--- Aim ---
Copy each line below in which the string "name" occurs.

--- Data for processing ---
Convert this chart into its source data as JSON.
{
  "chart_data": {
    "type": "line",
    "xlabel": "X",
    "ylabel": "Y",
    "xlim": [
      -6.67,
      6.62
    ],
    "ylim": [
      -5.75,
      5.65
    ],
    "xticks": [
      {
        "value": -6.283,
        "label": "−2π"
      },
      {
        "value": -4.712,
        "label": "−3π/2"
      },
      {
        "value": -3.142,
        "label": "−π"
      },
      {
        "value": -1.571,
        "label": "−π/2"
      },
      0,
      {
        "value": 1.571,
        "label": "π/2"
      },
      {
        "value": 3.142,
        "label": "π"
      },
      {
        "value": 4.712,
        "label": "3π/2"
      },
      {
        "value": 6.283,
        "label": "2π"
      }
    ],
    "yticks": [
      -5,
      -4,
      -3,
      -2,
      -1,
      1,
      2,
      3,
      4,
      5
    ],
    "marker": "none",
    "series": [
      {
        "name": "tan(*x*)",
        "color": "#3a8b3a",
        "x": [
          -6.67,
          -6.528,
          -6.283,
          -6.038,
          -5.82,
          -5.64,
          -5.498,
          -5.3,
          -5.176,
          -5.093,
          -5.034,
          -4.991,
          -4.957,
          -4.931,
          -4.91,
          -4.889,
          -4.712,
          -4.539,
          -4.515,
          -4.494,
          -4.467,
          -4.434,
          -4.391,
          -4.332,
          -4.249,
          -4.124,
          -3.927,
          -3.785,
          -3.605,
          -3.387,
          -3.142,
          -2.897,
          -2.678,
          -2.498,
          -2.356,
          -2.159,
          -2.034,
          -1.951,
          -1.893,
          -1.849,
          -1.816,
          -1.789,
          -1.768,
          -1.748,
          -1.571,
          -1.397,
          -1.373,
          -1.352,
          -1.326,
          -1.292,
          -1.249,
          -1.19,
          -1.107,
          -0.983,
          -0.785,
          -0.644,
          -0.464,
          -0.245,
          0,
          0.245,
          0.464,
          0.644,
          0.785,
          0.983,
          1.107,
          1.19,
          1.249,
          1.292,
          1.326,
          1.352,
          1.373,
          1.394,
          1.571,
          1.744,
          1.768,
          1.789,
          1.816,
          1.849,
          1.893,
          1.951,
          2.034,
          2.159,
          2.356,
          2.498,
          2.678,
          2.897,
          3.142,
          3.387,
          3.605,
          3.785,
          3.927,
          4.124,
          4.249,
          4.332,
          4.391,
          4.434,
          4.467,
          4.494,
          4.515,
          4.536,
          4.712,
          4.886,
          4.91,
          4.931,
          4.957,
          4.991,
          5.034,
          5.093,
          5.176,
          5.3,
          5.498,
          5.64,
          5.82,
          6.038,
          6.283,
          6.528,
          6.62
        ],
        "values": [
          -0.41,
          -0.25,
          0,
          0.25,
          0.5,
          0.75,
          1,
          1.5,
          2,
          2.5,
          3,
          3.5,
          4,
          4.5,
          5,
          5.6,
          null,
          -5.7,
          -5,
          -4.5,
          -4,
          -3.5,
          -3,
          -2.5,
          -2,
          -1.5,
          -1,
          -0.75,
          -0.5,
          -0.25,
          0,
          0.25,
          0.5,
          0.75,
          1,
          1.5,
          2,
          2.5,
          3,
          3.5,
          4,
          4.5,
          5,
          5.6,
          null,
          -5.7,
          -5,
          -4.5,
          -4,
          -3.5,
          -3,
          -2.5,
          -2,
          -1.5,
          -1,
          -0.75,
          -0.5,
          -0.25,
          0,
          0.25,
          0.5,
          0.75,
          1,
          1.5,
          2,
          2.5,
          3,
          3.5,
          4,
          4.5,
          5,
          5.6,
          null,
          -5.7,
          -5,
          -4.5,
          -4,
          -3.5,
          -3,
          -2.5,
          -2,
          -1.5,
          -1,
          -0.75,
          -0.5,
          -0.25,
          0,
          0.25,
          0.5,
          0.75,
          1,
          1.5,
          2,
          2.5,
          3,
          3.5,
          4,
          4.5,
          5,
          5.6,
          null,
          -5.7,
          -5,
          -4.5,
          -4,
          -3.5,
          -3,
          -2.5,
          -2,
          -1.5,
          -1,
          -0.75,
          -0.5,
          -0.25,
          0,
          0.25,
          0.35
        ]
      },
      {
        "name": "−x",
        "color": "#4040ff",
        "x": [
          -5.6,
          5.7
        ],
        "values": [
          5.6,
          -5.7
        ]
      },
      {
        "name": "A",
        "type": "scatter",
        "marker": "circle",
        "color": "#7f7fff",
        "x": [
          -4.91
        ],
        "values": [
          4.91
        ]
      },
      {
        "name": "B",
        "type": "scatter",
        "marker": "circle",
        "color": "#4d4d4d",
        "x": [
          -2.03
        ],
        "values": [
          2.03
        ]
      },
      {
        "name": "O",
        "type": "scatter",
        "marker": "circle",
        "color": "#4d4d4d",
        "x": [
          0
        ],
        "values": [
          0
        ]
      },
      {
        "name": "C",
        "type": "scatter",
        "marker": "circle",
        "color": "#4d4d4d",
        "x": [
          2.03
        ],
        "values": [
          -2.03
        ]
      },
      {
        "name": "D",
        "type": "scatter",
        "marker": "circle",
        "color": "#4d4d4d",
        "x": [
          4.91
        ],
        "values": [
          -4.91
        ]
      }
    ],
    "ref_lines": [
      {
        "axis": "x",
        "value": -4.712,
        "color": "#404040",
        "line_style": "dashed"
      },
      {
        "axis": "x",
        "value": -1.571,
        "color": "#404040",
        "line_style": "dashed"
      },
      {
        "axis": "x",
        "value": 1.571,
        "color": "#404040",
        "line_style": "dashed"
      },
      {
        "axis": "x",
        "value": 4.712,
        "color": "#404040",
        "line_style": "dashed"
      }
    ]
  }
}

--- Written response ---
        "name": "tan(*x*)",
        "name": "−x",
        "name": "A",
        "name": "B",
        "name": "O",
        "name": "C",
        "name": "D",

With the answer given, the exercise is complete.